### Written exercise
Search the material below for the word "source". Copy every line that has it.

(Records from a data collection)
▽

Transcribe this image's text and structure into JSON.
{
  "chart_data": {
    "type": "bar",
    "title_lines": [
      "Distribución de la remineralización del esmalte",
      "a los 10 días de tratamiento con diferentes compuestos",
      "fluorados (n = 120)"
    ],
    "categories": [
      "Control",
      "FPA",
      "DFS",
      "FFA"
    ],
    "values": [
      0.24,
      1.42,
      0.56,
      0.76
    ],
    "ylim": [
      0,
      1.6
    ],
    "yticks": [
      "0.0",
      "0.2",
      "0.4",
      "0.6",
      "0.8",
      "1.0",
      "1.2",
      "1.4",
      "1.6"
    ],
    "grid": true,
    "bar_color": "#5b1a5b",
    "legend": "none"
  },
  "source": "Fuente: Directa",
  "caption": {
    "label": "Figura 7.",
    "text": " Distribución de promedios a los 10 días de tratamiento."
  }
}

△
▽

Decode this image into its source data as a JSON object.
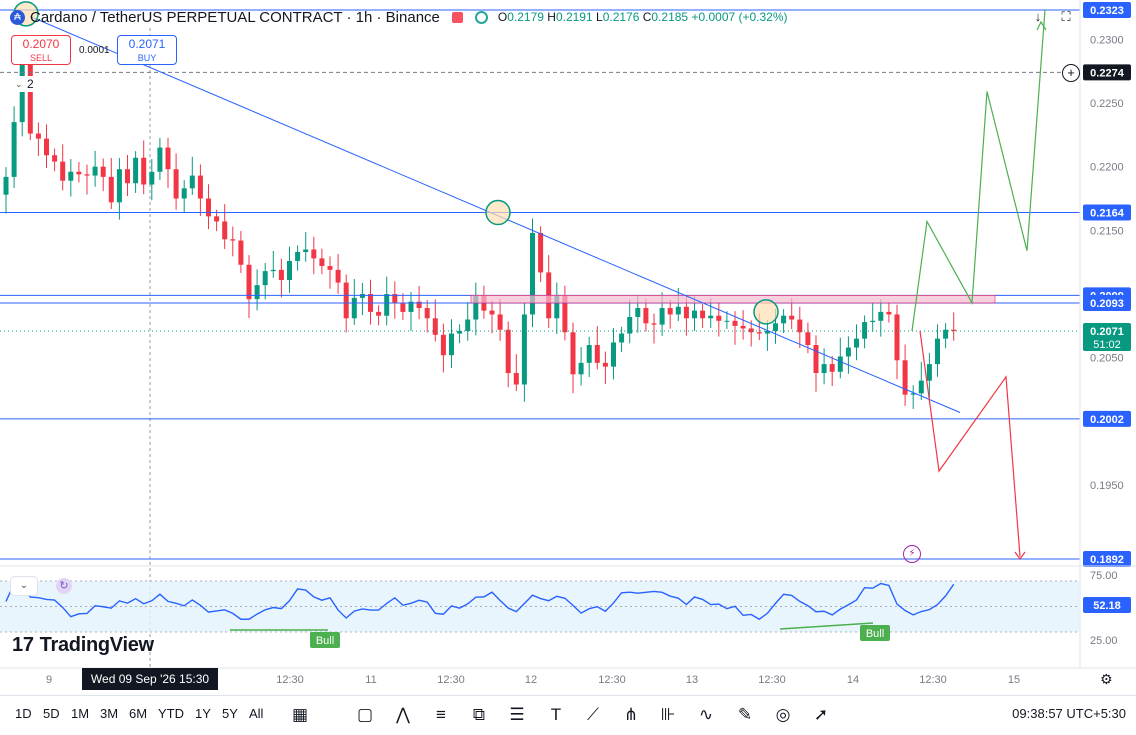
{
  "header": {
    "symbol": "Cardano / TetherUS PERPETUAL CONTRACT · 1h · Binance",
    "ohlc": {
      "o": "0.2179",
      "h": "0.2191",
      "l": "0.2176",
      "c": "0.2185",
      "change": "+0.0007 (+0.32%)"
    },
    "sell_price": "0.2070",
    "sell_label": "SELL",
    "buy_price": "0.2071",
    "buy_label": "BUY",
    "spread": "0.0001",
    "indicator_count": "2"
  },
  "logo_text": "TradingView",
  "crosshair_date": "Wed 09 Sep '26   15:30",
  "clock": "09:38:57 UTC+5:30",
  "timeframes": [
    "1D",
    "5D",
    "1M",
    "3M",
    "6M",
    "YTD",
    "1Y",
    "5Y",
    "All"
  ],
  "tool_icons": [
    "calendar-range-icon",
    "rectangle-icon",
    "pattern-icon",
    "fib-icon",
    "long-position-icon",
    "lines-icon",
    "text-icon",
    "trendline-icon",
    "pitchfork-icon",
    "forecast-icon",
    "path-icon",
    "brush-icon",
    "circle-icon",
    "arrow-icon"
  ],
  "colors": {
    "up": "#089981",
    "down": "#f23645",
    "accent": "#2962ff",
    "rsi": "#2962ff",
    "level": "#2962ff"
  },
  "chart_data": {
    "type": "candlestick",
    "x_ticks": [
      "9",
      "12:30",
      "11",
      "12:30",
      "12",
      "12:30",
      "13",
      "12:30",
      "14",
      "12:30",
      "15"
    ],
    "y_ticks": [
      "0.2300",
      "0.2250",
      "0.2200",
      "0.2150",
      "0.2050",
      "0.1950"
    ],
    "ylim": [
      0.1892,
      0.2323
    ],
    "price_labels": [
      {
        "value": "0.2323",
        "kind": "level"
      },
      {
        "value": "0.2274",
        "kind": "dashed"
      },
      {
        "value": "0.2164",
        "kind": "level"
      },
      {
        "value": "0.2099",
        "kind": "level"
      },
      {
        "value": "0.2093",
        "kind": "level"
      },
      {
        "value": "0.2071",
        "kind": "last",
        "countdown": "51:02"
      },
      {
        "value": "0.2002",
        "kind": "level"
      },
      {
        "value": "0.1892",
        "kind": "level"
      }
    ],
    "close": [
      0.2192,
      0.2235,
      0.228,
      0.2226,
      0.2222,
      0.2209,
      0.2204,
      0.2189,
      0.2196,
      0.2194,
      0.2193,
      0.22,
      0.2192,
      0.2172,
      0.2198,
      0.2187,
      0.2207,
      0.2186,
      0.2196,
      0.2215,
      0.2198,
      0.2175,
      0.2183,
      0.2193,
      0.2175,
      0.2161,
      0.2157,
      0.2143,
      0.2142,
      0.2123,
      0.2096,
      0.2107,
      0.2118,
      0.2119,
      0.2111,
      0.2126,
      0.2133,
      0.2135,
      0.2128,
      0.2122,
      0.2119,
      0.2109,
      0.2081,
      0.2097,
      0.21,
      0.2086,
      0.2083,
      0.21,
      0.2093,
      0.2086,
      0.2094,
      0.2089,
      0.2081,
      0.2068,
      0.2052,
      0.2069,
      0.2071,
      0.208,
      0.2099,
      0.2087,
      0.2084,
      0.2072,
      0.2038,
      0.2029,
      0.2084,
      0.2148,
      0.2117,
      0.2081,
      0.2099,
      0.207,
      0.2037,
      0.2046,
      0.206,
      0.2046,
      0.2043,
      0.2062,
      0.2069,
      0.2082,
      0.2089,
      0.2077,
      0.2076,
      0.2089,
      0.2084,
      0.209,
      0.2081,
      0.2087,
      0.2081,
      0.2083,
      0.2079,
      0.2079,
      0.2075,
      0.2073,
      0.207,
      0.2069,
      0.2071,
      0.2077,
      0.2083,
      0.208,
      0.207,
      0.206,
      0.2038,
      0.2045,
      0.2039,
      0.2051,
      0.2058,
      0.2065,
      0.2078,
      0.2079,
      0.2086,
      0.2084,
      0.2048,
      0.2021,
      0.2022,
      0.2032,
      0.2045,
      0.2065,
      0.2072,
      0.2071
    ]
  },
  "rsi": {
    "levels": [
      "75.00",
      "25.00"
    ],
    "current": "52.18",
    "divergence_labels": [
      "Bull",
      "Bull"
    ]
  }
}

△

### Task solution
  "source": "Fuente: Directa",
Decode this image into its source data as a JSON object.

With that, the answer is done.